Extracts from a graphics dataset:
---*---

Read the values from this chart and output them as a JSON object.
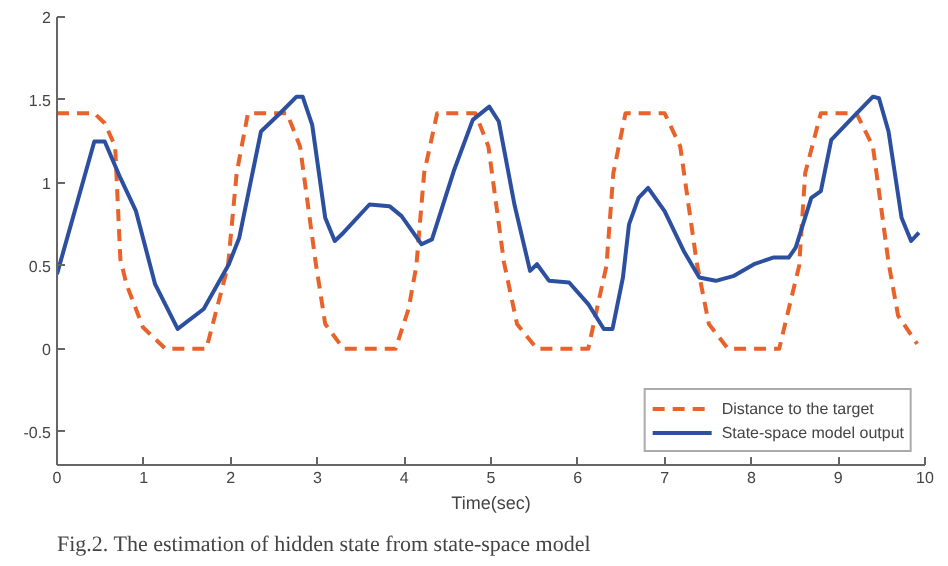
{
  "chart_data": {
    "type": "line",
    "xlabel": "Time(sec)",
    "annotations": [
      "Fig.2. The estimation of hidden state from state-space model"
    ],
    "xlim": [
      0,
      10
    ],
    "ylim": [
      -0.7,
      2
    ],
    "xticks": [
      0,
      1,
      2,
      3,
      4,
      5,
      6,
      7,
      8,
      9,
      10
    ],
    "yticks": [
      -0.5,
      0,
      0.5,
      1,
      1.5,
      2
    ],
    "grid": false,
    "legend": "bottom right",
    "series": [
      {
        "name": "Distance to the target",
        "color": "#e8622a",
        "line_style": "dashed",
        "x": [
          0,
          0.43,
          0.55,
          0.67,
          0.73,
          0.8,
          0.99,
          1.25,
          1.72,
          1.84,
          1.97,
          2.07,
          2.2,
          2.65,
          2.8,
          2.98,
          3.09,
          3.3,
          3.9,
          4.05,
          4.14,
          4.23,
          4.38,
          4.82,
          4.97,
          5.15,
          5.3,
          5.53,
          6.12,
          6.22,
          6.33,
          6.41,
          6.55,
          7.0,
          7.18,
          7.37,
          7.51,
          7.73,
          8.32,
          8.43,
          8.55,
          8.62,
          8.8,
          9.21,
          9.4,
          9.58,
          9.69,
          9.91
        ],
        "values": [
          1.42,
          1.42,
          1.36,
          1.22,
          0.54,
          0.39,
          0.13,
          0,
          0,
          0.24,
          0.5,
          1.06,
          1.42,
          1.42,
          1.22,
          0.52,
          0.15,
          0,
          0,
          0.24,
          0.5,
          1.06,
          1.42,
          1.42,
          1.22,
          0.52,
          0.15,
          0,
          0,
          0.24,
          0.5,
          1.06,
          1.42,
          1.42,
          1.22,
          0.52,
          0.15,
          0,
          0,
          0.24,
          0.5,
          1.06,
          1.42,
          1.42,
          1.22,
          0.52,
          0.2,
          0.03
        ]
      },
      {
        "name": "State-space model output",
        "color": "#2c4fa0",
        "line_style": "solid",
        "x": [
          0,
          0.43,
          0.55,
          0.73,
          0.91,
          1.13,
          1.39,
          1.69,
          1.98,
          2.1,
          2.35,
          2.57,
          2.76,
          2.83,
          2.94,
          3.09,
          3.2,
          3.3,
          3.6,
          3.83,
          3.97,
          4.2,
          4.32,
          4.57,
          4.79,
          4.98,
          5.09,
          5.27,
          5.45,
          5.53,
          5.67,
          5.9,
          6.12,
          6.3,
          6.4,
          6.52,
          6.59,
          6.7,
          6.81,
          7.0,
          7.22,
          7.4,
          7.59,
          7.8,
          8.03,
          8.25,
          8.43,
          8.51,
          8.69,
          8.8,
          8.92,
          9.14,
          9.4,
          9.47,
          9.58,
          9.73,
          9.84,
          9.93
        ],
        "values": [
          0.45,
          1.25,
          1.25,
          1.03,
          0.83,
          0.39,
          0.12,
          0.24,
          0.51,
          0.67,
          1.31,
          1.42,
          1.52,
          1.52,
          1.35,
          0.79,
          0.65,
          0.7,
          0.87,
          0.86,
          0.8,
          0.63,
          0.66,
          1.07,
          1.38,
          1.46,
          1.37,
          0.87,
          0.47,
          0.51,
          0.41,
          0.4,
          0.27,
          0.12,
          0.12,
          0.43,
          0.75,
          0.91,
          0.97,
          0.83,
          0.59,
          0.43,
          0.41,
          0.44,
          0.51,
          0.55,
          0.55,
          0.61,
          0.91,
          0.95,
          1.26,
          1.38,
          1.52,
          1.51,
          1.31,
          0.79,
          0.65,
          0.7
        ]
      }
    ]
  }
}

---*---

Repeat all of the data above word for word, minus the pictures.

Result:
Read the values from this chart and output them as a JSON object.
{
  "chart_data": {
    "type": "line",
    "xlabel": "Time(sec)",
    "annotations": [
      "Fig.2. The estimation of hidden state from state-space model"
    ],
    "xlim": [
      0,
      10
    ],
    "ylim": [
      -0.7,
      2
    ],
    "xticks": [
      0,
      1,
      2,
      3,
      4,
      5,
      6,
      7,
      8,
      9,
      10
    ],
    "yticks": [
      -0.5,
      0,
      0.5,
      1,
      1.5,
      2
    ],
    "grid": false,
    "legend": "bottom right",
    "series": [
      {
        "name": "Distance to the target",
        "color": "#e8622a",
        "line_style": "dashed",
        "x": [
          0,
          0.43,
          0.55,
          0.67,
          0.73,
          0.8,
          0.99,
          1.25,
          1.72,
          1.84,
          1.97,
          2.07,
          2.2,
          2.65,
          2.8,
          2.98,
          3.09,
          3.3,
          3.9,
          4.05,
          4.14,
          4.23,
          4.38,
          4.82,
          4.97,
          5.15,
          5.3,
          5.53,
          6.12,
          6.22,
          6.33,
          6.41,
          6.55,
          7.0,
          7.18,
          7.37,
          7.51,
          7.73,
          8.32,
          8.43,
          8.55,
          8.62,
          8.8,
          9.21,
          9.4,
          9.58,
          9.69,
          9.91
        ],
        "values": [
          1.42,
          1.42,
          1.36,
          1.22,
          0.54,
          0.39,
          0.13,
          0,
          0,
          0.24,
          0.5,
          1.06,
          1.42,
          1.42,
          1.22,
          0.52,
          0.15,
          0,
          0,
          0.24,
          0.5,
          1.06,
          1.42,
          1.42,
          1.22,
          0.52,
          0.15,
          0,
          0,
          0.24,
          0.5,
          1.06,
          1.42,
          1.42,
          1.22,
          0.52,
          0.15,
          0,
          0,
          0.24,
          0.5,
          1.06,
          1.42,
          1.42,
          1.22,
          0.52,
          0.2,
          0.03
        ]
      },
      {
        "name": "State-space model output",
        "color": "#2c4fa0",
        "line_style": "solid",
        "x": [
          0,
          0.43,
          0.55,
          0.73,
          0.91,
          1.13,
          1.39,
          1.69,
          1.98,
          2.1,
          2.35,
          2.57,
          2.76,
          2.83,
          2.94,
          3.09,
          3.2,
          3.3,
          3.6,
          3.83,
          3.97,
          4.2,
          4.32,
          4.57,
          4.79,
          4.98,
          5.09,
          5.27,
          5.45,
          5.53,
          5.67,
          5.9,
          6.12,
          6.3,
          6.4,
          6.52,
          6.59,
          6.7,
          6.81,
          7.0,
          7.22,
          7.4,
          7.59,
          7.8,
          8.03,
          8.25,
          8.43,
          8.51,
          8.69,
          8.8,
          8.92,
          9.14,
          9.4,
          9.47,
          9.58,
          9.73,
          9.84,
          9.93
        ],
        "values": [
          0.45,
          1.25,
          1.25,
          1.03,
          0.83,
          0.39,
          0.12,
          0.24,
          0.51,
          0.67,
          1.31,
          1.42,
          1.52,
          1.52,
          1.35,
          0.79,
          0.65,
          0.7,
          0.87,
          0.86,
          0.8,
          0.63,
          0.66,
          1.07,
          1.38,
          1.46,
          1.37,
          0.87,
          0.47,
          0.51,
          0.41,
          0.4,
          0.27,
          0.12,
          0.12,
          0.43,
          0.75,
          0.91,
          0.97,
          0.83,
          0.59,
          0.43,
          0.41,
          0.44,
          0.51,
          0.55,
          0.55,
          0.61,
          0.91,
          0.95,
          1.26,
          1.38,
          1.52,
          1.51,
          1.31,
          0.79,
          0.65,
          0.7
        ]
      }
    ]
  }
}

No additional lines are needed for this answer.